### DIRECTION
Identify each line below containing the string "profesional" and copy it.

== PROVIDED DATA

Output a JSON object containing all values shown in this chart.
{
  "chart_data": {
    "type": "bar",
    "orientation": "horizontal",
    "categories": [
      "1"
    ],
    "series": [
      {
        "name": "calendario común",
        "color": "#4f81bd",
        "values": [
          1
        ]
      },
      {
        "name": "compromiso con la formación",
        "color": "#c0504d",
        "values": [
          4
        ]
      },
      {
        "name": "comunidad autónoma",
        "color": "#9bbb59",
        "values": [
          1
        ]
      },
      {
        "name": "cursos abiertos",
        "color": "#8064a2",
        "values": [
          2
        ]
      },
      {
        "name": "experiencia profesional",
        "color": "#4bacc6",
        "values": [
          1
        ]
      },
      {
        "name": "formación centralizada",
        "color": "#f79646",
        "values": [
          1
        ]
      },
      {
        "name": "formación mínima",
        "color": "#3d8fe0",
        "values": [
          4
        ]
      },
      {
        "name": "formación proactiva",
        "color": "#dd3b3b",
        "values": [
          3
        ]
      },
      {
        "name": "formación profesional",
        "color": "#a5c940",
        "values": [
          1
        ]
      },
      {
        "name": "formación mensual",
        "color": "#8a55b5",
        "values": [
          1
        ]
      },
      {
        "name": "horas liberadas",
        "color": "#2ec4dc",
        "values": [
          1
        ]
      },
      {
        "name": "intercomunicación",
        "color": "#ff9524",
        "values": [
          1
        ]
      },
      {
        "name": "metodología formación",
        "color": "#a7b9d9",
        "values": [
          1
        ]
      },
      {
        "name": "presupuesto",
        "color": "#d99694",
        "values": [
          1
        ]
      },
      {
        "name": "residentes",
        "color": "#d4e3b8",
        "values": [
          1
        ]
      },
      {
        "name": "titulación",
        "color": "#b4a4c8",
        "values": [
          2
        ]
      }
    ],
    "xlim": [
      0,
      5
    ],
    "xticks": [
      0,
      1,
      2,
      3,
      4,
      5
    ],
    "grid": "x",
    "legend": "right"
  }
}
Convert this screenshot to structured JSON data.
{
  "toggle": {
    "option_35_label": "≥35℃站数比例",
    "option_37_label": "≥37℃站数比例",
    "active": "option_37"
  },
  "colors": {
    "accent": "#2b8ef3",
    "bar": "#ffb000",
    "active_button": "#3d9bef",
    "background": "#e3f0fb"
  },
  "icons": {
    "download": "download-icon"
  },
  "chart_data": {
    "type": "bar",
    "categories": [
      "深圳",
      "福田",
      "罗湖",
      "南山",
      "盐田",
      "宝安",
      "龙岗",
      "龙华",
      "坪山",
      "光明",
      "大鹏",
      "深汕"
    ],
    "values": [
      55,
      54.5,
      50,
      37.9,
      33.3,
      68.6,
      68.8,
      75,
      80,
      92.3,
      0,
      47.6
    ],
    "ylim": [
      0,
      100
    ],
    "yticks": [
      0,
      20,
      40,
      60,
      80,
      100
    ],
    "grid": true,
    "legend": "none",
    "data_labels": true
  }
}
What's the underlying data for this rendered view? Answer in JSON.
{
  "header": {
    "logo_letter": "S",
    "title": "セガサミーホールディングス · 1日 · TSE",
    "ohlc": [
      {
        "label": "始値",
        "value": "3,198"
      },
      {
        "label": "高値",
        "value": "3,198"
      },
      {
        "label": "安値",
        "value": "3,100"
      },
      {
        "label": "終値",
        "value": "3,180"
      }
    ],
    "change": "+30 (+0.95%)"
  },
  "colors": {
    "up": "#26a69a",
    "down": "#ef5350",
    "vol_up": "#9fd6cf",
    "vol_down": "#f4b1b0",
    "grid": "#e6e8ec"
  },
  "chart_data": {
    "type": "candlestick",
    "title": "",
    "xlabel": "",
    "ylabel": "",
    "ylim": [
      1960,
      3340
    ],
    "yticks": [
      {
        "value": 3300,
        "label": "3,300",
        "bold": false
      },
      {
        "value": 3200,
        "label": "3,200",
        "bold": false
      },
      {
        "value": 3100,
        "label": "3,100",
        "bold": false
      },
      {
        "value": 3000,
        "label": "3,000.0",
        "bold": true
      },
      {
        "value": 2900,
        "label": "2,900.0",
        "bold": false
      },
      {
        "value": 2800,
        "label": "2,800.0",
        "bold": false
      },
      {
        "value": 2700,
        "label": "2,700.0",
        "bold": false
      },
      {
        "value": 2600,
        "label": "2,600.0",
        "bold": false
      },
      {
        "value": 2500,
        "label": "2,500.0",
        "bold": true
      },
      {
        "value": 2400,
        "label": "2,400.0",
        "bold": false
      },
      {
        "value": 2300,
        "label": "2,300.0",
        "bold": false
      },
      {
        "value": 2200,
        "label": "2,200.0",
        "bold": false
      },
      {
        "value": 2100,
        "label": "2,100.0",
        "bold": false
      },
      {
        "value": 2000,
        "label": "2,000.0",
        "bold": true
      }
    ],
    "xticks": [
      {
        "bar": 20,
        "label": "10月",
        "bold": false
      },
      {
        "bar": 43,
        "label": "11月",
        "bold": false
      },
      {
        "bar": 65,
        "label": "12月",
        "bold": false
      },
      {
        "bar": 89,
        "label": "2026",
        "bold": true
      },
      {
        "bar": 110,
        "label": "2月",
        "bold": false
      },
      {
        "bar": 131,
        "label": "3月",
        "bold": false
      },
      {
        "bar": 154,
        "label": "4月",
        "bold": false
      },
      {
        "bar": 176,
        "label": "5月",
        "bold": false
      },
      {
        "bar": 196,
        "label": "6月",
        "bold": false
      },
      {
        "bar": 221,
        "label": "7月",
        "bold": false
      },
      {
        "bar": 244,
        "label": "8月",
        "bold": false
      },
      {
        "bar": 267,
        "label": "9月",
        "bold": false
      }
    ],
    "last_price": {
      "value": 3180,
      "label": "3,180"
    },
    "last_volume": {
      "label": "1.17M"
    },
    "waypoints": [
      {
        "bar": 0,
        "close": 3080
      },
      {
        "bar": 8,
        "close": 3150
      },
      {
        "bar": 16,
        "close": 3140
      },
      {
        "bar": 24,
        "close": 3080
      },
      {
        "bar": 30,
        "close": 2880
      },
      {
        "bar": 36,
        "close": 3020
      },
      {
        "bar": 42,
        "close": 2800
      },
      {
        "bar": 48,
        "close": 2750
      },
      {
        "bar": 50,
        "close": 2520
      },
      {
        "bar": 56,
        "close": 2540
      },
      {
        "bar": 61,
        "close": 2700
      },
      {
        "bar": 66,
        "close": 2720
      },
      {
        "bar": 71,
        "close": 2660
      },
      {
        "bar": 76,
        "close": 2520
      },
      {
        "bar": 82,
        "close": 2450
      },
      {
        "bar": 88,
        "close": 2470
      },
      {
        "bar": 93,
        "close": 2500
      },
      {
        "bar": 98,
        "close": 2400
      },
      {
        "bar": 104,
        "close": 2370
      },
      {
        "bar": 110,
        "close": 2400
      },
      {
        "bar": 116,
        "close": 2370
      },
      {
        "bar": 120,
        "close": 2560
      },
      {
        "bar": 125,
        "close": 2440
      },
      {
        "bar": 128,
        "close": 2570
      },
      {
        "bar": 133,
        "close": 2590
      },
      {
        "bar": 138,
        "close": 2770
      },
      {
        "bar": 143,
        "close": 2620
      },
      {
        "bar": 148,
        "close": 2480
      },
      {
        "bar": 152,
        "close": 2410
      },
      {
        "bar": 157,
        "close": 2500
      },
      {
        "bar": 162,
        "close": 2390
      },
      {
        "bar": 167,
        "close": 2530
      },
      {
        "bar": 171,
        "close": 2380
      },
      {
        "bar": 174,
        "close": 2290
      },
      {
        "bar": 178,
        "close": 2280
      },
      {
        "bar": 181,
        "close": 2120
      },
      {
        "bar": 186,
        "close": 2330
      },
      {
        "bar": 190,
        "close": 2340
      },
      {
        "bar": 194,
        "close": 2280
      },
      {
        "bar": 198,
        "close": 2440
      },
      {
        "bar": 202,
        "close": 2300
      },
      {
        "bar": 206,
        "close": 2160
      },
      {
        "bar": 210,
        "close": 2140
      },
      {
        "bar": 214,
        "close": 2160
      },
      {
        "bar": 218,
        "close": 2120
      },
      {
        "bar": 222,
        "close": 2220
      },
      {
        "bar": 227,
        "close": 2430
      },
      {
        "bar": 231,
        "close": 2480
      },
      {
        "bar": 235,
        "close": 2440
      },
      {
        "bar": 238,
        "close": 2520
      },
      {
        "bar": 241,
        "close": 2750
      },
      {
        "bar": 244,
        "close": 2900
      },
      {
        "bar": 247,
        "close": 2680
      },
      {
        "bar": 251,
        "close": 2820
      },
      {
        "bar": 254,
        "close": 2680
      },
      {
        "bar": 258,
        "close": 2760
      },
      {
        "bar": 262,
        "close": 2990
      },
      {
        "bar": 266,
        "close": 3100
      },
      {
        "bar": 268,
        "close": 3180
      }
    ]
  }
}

====

### OUTPUT
        "name": "experiencia profesional",
        "name": "formación profesional",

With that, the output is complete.